— begin ENTRIES SHOWN —

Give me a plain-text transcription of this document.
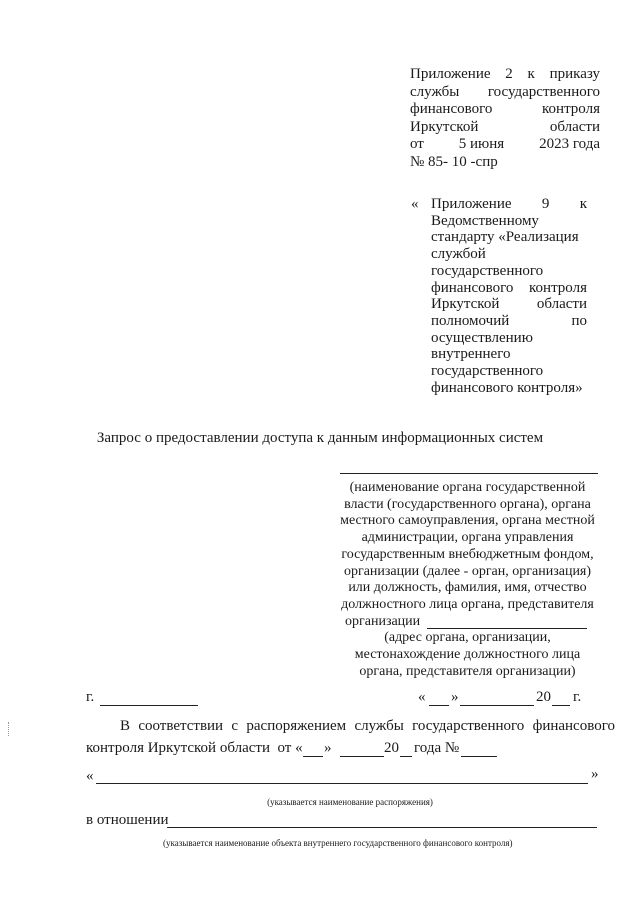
Приложение 2 к приказу
службы государственного
финансового	контроля
Иркутской	области
от 5 июня 2023 года
№ 85- 10 -спр
« Приложение 9 к
Ведомственному
стандарту «Реализация
службой
государственного
финансового контроля
Иркутской области
полномочий	по
осуществлению
внутреннего
государственного
финансового контроля»
Запрос о предоставлении доступа к данным информационных систем
(наименование органа государственной
власти (государственного органа), органа
местного самоуправления, органа местной
администрации, органа управления
государственным внебюджетным фондом,
организации (далее - орган, организация)
или должность, фамилия, имя, отчество
должностного лица органа, представителя
организации
(адрес органа, организации,
местонахождение должностного лица
органа, представителя организации)
г.	« »	20 г.
В соответствии с распоряжением службы государственного финансового
контроля Иркутской области  от « »	20 года №
«	»
(указывается наименование распоряжения)
в отношении
(указывается наименование объекта внутреннего государственного финансового контроля)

— end ENTRIES SHOWN —

# GIVEN REQUEST:
Retype the whole listing exactly and leave the pictures out.

# ANSWER TO THIS PROBLEM:
Give me a plain-text transcription of this document.
Приложение 2 к приказу
службы государственного
финансового	контроля
Иркутской	области
от 5 июня 2023 года
№ 85- 10 -спр
« Приложение 9 к
Ведомственному
стандарту «Реализация
службой
государственного
финансового контроля
Иркутской области
полномочий	по
осуществлению
внутреннего
государственного
финансового контроля»
Запрос о предоставлении доступа к данным информационных систем
(наименование органа государственной
власти (государственного органа), органа
местного самоуправления, органа местной
администрации, органа управления
государственным внебюджетным фондом,
организации (далее - орган, организация)
или должность, фамилия, имя, отчество
должностного лица органа, представителя
организации
(адрес органа, организации,
местонахождение должностного лица
органа, представителя организации)
г.	« »	20 г.
В соответствии с распоряжением службы государственного финансового
контроля Иркутской области  от « »	20 года №
«	»
(указывается наименование распоряжения)
в отношении
(указывается наименование объекта внутреннего государственного финансового контроля)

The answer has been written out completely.